* _EXERCISE TASK_
Give the count of lines in the data that include "passing", with no other words.

* _LISTED ENTRIES_

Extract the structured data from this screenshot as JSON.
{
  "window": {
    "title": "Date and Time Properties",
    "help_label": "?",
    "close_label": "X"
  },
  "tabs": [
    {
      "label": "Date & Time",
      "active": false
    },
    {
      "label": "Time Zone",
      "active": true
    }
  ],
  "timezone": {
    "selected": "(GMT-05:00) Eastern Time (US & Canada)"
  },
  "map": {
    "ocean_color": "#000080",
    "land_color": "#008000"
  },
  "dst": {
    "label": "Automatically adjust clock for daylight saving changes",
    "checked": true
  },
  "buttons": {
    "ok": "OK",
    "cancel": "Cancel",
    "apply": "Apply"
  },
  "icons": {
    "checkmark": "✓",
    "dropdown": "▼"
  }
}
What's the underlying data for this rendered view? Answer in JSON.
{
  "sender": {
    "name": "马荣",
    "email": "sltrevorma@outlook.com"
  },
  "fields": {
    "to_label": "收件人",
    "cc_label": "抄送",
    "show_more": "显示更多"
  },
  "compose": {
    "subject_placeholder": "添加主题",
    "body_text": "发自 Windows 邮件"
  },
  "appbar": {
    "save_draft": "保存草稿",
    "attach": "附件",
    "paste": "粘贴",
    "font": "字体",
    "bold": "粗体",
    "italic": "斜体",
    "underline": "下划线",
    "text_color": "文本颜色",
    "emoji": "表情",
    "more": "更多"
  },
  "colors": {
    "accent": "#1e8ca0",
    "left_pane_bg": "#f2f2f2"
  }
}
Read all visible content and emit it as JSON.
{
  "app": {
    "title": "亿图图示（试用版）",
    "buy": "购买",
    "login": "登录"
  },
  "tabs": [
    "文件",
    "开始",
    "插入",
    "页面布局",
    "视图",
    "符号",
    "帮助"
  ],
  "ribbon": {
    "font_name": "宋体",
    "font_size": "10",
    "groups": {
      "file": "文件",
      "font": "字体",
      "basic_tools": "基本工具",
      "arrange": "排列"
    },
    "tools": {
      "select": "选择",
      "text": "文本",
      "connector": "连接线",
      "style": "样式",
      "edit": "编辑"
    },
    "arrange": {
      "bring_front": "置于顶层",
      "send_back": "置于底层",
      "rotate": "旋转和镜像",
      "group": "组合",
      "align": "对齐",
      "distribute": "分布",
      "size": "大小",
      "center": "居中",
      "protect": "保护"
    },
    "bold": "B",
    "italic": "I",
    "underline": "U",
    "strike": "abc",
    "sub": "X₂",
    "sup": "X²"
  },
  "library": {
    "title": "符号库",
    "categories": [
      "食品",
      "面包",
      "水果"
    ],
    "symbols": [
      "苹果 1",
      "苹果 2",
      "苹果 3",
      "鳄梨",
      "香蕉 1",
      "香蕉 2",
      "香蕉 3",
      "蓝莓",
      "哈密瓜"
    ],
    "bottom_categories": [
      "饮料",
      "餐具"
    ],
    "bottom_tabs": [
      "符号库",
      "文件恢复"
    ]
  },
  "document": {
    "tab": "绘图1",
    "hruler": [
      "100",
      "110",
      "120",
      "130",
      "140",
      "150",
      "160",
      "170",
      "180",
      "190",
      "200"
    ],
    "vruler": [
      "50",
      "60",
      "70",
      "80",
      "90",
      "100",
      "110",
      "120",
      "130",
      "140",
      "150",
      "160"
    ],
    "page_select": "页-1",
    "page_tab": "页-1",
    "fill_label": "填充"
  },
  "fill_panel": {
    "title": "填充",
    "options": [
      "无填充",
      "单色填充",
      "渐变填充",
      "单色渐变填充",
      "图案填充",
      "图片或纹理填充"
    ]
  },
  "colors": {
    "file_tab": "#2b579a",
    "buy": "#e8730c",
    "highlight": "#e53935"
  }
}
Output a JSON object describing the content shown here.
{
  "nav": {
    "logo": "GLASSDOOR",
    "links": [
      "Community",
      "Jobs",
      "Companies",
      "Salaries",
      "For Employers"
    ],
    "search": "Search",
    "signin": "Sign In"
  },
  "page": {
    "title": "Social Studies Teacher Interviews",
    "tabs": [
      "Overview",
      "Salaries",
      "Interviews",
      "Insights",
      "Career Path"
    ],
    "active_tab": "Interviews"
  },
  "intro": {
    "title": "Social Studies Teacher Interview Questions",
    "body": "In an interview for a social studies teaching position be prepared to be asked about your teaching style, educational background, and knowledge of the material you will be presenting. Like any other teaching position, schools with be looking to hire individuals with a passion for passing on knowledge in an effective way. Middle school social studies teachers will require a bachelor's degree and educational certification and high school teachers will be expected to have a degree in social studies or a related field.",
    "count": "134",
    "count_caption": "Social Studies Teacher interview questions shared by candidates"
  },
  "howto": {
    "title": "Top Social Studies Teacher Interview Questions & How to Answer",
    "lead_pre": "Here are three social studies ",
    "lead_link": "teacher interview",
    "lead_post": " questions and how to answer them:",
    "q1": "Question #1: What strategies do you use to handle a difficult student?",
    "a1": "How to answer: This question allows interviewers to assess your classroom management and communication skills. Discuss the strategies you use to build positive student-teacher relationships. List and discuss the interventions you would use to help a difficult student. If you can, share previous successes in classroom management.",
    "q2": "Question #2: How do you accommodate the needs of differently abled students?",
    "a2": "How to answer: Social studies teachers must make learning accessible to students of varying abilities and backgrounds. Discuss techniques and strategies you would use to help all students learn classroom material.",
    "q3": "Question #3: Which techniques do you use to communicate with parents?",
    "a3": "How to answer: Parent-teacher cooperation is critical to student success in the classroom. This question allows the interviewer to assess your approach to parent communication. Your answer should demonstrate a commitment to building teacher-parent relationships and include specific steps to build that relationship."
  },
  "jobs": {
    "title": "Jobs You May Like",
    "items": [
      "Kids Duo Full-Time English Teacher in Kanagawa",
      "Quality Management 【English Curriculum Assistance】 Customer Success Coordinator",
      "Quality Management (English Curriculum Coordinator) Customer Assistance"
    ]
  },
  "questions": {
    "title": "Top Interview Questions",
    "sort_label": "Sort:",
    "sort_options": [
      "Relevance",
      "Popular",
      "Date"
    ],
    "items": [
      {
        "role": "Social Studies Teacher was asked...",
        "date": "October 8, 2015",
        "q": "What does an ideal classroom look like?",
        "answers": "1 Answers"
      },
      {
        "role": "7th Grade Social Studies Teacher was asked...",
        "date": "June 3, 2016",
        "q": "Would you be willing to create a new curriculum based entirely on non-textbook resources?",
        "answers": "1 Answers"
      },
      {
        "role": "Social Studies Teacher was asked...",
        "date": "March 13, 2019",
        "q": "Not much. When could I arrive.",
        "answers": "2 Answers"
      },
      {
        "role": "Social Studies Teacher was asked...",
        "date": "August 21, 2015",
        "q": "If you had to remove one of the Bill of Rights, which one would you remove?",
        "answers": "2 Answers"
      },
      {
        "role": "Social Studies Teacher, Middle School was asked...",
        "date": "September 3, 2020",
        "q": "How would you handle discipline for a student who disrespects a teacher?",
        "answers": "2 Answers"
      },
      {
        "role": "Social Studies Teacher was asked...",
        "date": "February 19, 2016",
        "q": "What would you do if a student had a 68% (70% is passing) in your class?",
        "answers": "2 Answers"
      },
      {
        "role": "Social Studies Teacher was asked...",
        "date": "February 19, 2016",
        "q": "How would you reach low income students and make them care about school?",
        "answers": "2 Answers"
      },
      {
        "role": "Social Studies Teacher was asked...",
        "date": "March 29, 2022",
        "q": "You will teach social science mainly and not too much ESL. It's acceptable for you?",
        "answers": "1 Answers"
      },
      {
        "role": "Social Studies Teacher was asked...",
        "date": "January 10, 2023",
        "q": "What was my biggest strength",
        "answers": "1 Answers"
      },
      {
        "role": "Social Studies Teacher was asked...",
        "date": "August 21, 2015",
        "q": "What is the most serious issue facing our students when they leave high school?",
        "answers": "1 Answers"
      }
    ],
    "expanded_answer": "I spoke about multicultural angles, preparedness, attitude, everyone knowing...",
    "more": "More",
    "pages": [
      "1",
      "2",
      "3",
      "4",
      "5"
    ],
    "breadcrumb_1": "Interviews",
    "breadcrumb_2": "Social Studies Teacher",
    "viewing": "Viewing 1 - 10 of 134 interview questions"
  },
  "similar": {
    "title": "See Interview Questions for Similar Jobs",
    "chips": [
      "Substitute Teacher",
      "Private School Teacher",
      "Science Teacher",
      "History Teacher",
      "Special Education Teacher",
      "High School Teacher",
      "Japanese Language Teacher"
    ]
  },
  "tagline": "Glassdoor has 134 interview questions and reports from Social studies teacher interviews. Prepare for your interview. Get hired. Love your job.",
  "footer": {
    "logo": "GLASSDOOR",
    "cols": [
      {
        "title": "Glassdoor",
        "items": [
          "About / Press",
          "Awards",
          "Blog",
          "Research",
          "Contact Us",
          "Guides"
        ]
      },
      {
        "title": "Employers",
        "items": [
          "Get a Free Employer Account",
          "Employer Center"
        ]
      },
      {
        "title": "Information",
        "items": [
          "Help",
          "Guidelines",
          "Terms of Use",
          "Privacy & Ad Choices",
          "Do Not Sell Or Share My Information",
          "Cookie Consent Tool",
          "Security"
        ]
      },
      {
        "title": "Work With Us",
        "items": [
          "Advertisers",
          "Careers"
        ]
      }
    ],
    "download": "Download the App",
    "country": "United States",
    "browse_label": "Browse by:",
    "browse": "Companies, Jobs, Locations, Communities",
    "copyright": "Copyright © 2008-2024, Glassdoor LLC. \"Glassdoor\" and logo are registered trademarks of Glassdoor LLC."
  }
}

* _ANSWER TO THE TASK_
2